Stored data
▬▬▬

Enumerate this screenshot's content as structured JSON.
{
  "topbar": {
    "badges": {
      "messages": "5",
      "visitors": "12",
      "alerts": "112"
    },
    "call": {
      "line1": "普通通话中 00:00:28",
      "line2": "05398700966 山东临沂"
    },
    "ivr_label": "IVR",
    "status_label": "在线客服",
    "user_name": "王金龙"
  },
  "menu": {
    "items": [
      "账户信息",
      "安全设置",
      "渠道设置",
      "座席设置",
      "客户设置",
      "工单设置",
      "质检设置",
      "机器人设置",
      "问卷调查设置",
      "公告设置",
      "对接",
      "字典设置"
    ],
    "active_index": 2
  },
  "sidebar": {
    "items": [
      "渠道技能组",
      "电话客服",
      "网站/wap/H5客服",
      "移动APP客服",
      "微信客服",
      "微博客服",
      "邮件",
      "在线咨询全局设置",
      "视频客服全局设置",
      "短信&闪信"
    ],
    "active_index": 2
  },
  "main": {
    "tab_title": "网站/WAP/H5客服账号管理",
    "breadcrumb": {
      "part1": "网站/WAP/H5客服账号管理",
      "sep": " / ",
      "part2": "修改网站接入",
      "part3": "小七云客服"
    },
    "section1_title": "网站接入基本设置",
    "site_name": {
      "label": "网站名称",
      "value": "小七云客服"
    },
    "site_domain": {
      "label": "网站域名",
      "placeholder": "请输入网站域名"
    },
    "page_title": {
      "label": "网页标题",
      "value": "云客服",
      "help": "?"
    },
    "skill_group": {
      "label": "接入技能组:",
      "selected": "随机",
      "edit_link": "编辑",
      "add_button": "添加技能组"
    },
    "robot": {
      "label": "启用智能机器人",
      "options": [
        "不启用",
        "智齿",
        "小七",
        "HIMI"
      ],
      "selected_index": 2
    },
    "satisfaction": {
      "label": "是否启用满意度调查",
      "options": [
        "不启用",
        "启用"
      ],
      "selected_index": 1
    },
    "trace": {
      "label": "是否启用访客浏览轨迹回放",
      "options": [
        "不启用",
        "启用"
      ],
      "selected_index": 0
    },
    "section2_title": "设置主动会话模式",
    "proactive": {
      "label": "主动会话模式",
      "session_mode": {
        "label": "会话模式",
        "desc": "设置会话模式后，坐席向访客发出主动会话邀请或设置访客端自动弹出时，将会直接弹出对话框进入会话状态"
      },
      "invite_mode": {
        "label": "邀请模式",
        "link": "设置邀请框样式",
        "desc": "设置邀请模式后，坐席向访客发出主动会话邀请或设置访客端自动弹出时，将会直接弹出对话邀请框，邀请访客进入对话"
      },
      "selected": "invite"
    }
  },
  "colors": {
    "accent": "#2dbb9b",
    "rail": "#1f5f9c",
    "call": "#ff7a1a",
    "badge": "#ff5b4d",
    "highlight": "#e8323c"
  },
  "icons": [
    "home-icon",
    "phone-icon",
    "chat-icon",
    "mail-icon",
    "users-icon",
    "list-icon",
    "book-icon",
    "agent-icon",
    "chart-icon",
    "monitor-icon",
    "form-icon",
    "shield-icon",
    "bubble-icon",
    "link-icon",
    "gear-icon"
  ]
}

▬▬▬

§ **Your task**
Look for "坐席向访客发出主动会话邀请或设置访客端自动弹出时" and pull out every line that has it.

§ **Worked answer**
        "desc": "设置会话模式后，坐席向访客发出主动会话邀请或设置访客端自动弹出时，将会直接弹出对话框进入会话状态"
        "desc": "设置邀请模式后，坐席向访客发出主动会话邀请或设置访客端自动弹出时，将会直接弹出对话邀请框，邀请访客进入对话"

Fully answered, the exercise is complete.